> Given problem
Extract the text of every entry below exactly; leave images out.

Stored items

◆ ◆ ◆ ◆ ◆ ◆ ◆

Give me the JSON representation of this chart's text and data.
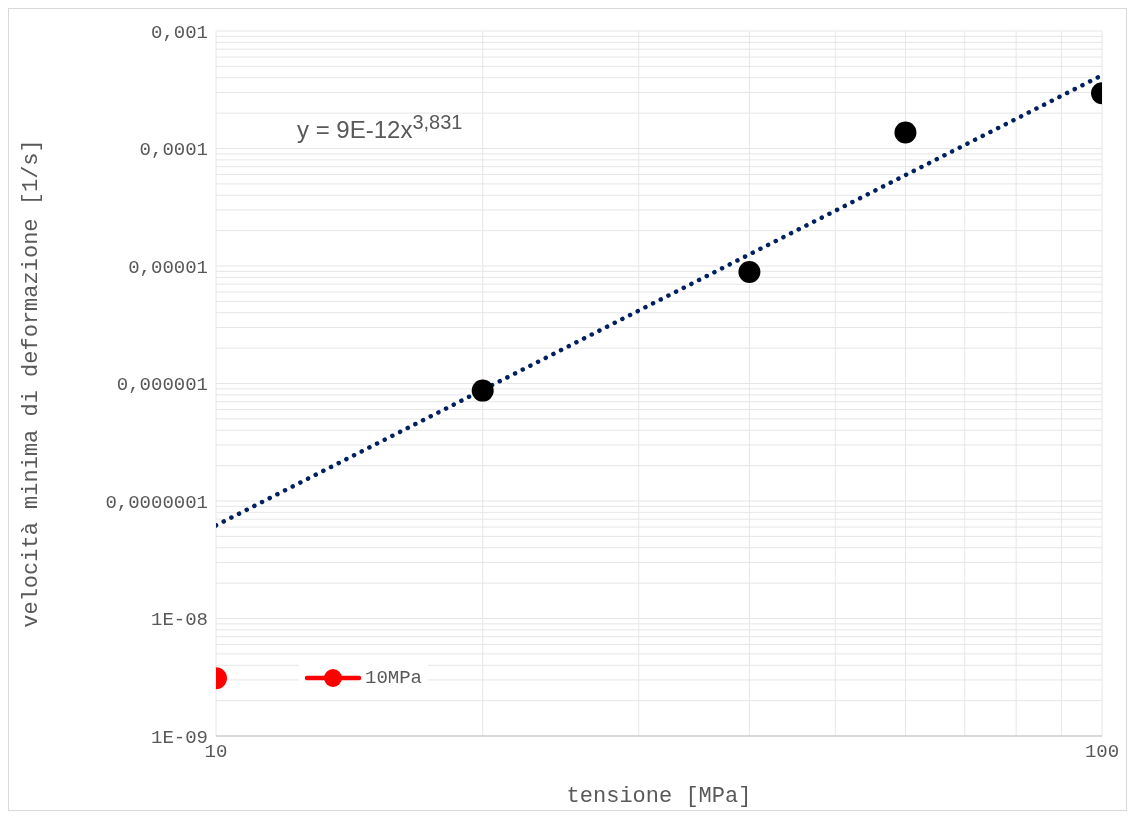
{
  "chart_data": {
    "type": "scatter",
    "xlabel": "tensione [MPa]",
    "ylabel": "velocità minima di deformazione [1/s]",
    "log": "xy",
    "grid": true,
    "legend": "bottom left",
    "marker": "circle",
    "xlim": [
      10,
      100
    ],
    "ylim": [
      1e-09,
      0.001
    ],
    "xticks": [
      10,
      {
        "value": 20,
        "label": null
      },
      {
        "value": 30,
        "label": null
      },
      {
        "value": 40,
        "label": null
      },
      {
        "value": 50,
        "label": null
      },
      {
        "value": 60,
        "label": null
      },
      {
        "value": 70,
        "label": null
      },
      {
        "value": 80,
        "label": null
      },
      {
        "value": 90,
        "label": null
      },
      100
    ],
    "yticks": [
      {
        "value": 1e-09,
        "label": "1E-09"
      },
      {
        "value": 2e-09,
        "label": null
      },
      {
        "value": 3e-09,
        "label": null
      },
      {
        "value": 4e-09,
        "label": null
      },
      {
        "value": 5e-09,
        "label": null
      },
      {
        "value": 6e-09,
        "label": null
      },
      {
        "value": 7e-09,
        "label": null
      },
      {
        "value": 8e-09,
        "label": null
      },
      {
        "value": 9e-09,
        "label": null
      },
      {
        "value": 1e-08,
        "label": "1E-08"
      },
      {
        "value": 2e-08,
        "label": null
      },
      {
        "value": 3e-08,
        "label": null
      },
      {
        "value": 4e-08,
        "label": null
      },
      {
        "value": 5e-08,
        "label": null
      },
      {
        "value": 6e-08,
        "label": null
      },
      {
        "value": 7e-08,
        "label": null
      },
      {
        "value": 8e-08,
        "label": null
      },
      {
        "value": 9e-08,
        "label": null
      },
      {
        "value": 1e-07,
        "label": "0,0000001"
      },
      {
        "value": 2e-07,
        "label": null
      },
      {
        "value": 3e-07,
        "label": null
      },
      {
        "value": 4e-07,
        "label": null
      },
      {
        "value": 5e-07,
        "label": null
      },
      {
        "value": 6e-07,
        "label": null
      },
      {
        "value": 7e-07,
        "label": null
      },
      {
        "value": 8e-07,
        "label": null
      },
      {
        "value": 9e-07,
        "label": null
      },
      {
        "value": 1e-06,
        "label": "0,000001"
      },
      {
        "value": 2e-06,
        "label": null
      },
      {
        "value": 3e-06,
        "label": null
      },
      {
        "value": 4e-06,
        "label": null
      },
      {
        "value": 5e-06,
        "label": null
      },
      {
        "value": 6e-06,
        "label": null
      },
      {
        "value": 7e-06,
        "label": null
      },
      {
        "value": 8e-06,
        "label": null
      },
      {
        "value": 9e-06,
        "label": null
      },
      {
        "value": 1e-05,
        "label": "0,00001"
      },
      {
        "value": 2e-05,
        "label": null
      },
      {
        "value": 3e-05,
        "label": null
      },
      {
        "value": 4e-05,
        "label": null
      },
      {
        "value": 5e-05,
        "label": null
      },
      {
        "value": 6e-05,
        "label": null
      },
      {
        "value": 7e-05,
        "label": null
      },
      {
        "value": 8e-05,
        "label": null
      },
      {
        "value": 9e-05,
        "label": null
      },
      {
        "value": 0.0001,
        "label": "0,0001"
      },
      {
        "value": 0.0002,
        "label": null
      },
      {
        "value": 0.0003,
        "label": null
      },
      {
        "value": 0.0004,
        "label": null
      },
      {
        "value": 0.0005,
        "label": null
      },
      {
        "value": 0.0006,
        "label": null
      },
      {
        "value": 0.0007,
        "label": null
      },
      {
        "value": 0.0008,
        "label": null
      },
      {
        "value": 0.0009,
        "label": null
      },
      {
        "value": 0.001,
        "label": "0,001"
      }
    ],
    "series": [
      {
        "type": "line",
        "color": "#002060",
        "line_style": "dotted",
        "marker": "none",
        "x": [
          10,
          100
        ],
        "values": [
          6.2e-08,
          0.00042
        ]
      },
      {
        "type": "scatter",
        "color": "#000000",
        "x": [
          20,
          40,
          60,
          100
        ],
        "values": [
          8.7e-07,
          8.9e-06,
          0.000137,
          0.000295
        ]
      },
      {
        "type": "line",
        "name": "10MPa",
        "color": "#ff0000",
        "x": [
          10
        ],
        "values": [
          3.1e-09
        ]
      }
    ],
    "annotations": [
      "y = 9E-12x$^{3,831}$"
    ]
  }
}
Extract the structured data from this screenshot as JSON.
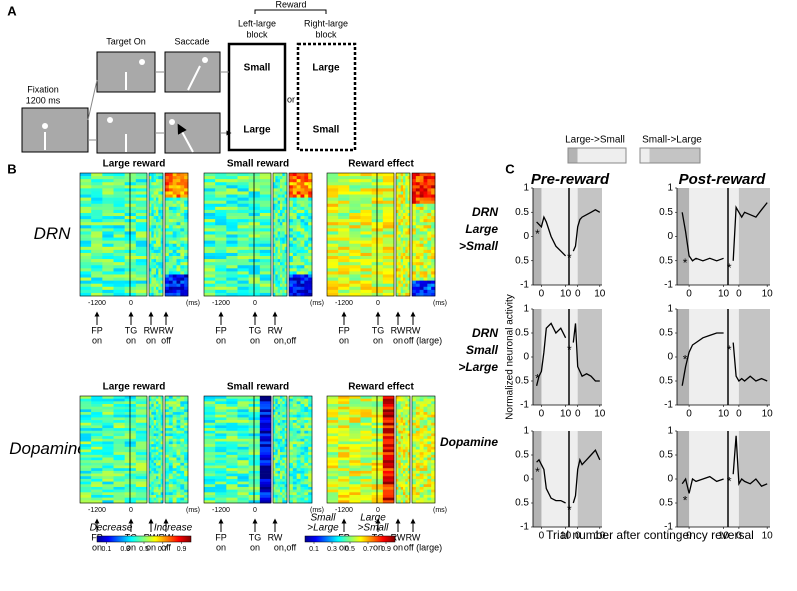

◆ ◆ ◆ ◆ ◆ ◆ ◆

> Completed exercise
Give me the JSON representation of this chart's text and data.
{
  "chart_data": {
    "type": "scatter",
    "xlabel": "tensione [MPa]",
    "ylabel": "velocità minima di deformazione [1/s]",
    "log": "xy",
    "grid": true,
    "legend": "bottom left",
    "marker": "circle",
    "xlim": [
      10,
      100
    ],
    "ylim": [
      1e-09,
      0.001
    ],
    "xticks": [
      10,
      {
        "value": 20,
        "label": null
      },
      {
        "value": 30,
        "label": null
      },
      {
        "value": 40,
        "label": null
      },
      {
        "value": 50,
        "label": null
      },
      {
        "value": 60,
        "label": null
      },
      {
        "value": 70,
        "label": null
      },
      {
        "value": 80,
        "label": null
      },
      {
        "value": 90,
        "label": null
      },
      100
    ],
    "yticks": [
      {
        "value": 1e-09,
        "label": "1E-09"
      },
      {
        "value": 2e-09,
        "label": null
      },
      {
        "value": 3e-09,
        "label": null
      },
      {
        "value": 4e-09,
        "label": null
      },
      {
        "value": 5e-09,
        "label": null
      },
      {
        "value": 6e-09,
        "label": null
      },
      {
        "value": 7e-09,
        "label": null
      },
      {
        "value": 8e-09,
        "label": null
      },
      {
        "value": 9e-09,
        "label": null
      },
      {
        "value": 1e-08,
        "label": "1E-08"
      },
      {
        "value": 2e-08,
        "label": null
      },
      {
        "value": 3e-08,
        "label": null
      },
      {
        "value": 4e-08,
        "label": null
      },
      {
        "value": 5e-08,
        "label": null
      },
      {
        "value": 6e-08,
        "label": null
      },
      {
        "value": 7e-08,
        "label": null
      },
      {
        "value": 8e-08,
        "label": null
      },
      {
        "value": 9e-08,
        "label": null
      },
      {
        "value": 1e-07,
        "label": "0,0000001"
      },
      {
        "value": 2e-07,
        "label": null
      },
      {
        "value": 3e-07,
        "label": null
      },
      {
        "value": 4e-07,
        "label": null
      },
      {
        "value": 5e-07,
        "label": null
      },
      {
        "value": 6e-07,
        "label": null
      },
      {
        "value": 7e-07,
        "label": null
      },
      {
        "value": 8e-07,
        "label": null
      },
      {
        "value": 9e-07,
        "label": null
      },
      {
        "value": 1e-06,
        "label": "0,000001"
      },
      {
        "value": 2e-06,
        "label": null
      },
      {
        "value": 3e-06,
        "label": null
      },
      {
        "value": 4e-06,
        "label": null
      },
      {
        "value": 5e-06,
        "label": null
      },
      {
        "value": 6e-06,
        "label": null
      },
      {
        "value": 7e-06,
        "label": null
      },
      {
        "value": 8e-06,
        "label": null
      },
      {
        "value": 9e-06,
        "label": null
      },
      {
        "value": 1e-05,
        "label": "0,00001"
      },
      {
        "value": 2e-05,
        "label": null
      },
      {
        "value": 3e-05,
        "label": null
      },
      {
        "value": 4e-05,
        "label": null
      },
      {
        "value": 5e-05,
        "label": null
      },
      {
        "value": 6e-05,
        "label": null
      },
      {
        "value": 7e-05,
        "label": null
      },
      {
        "value": 8e-05,
        "label": null
      },
      {
        "value": 9e-05,
        "label": null
      },
      {
        "value": 0.0001,
        "label": "0,0001"
      },
      {
        "value": 0.0002,
        "label": null
      },
      {
        "value": 0.0003,
        "label": null
      },
      {
        "value": 0.0004,
        "label": null
      },
      {
        "value": 0.0005,
        "label": null
      },
      {
        "value": 0.0006,
        "label": null
      },
      {
        "value": 0.0007,
        "label": null
      },
      {
        "value": 0.0008,
        "label": null
      },
      {
        "value": 0.0009,
        "label": null
      },
      {
        "value": 0.001,
        "label": "0,001"
      }
    ],
    "series": [
      {
        "type": "line",
        "color": "#002060",
        "line_style": "dotted",
        "marker": "none",
        "x": [
          10,
          100
        ],
        "values": [
          6.2e-08,
          0.00042
        ]
      },
      {
        "type": "scatter",
        "color": "#000000",
        "x": [
          20,
          40,
          60,
          100
        ],
        "values": [
          8.7e-07,
          8.9e-06,
          0.000137,
          0.000295
        ]
      },
      {
        "type": "line",
        "name": "10MPa",
        "color": "#ff0000",
        "x": [
          10
        ],
        "values": [
          3.1e-09
        ]
      }
    ],
    "annotations": [
      "y = 9E-12x$^{3,831}$"
    ]
  }
}
Extract the structured data from this screenshot as JSON.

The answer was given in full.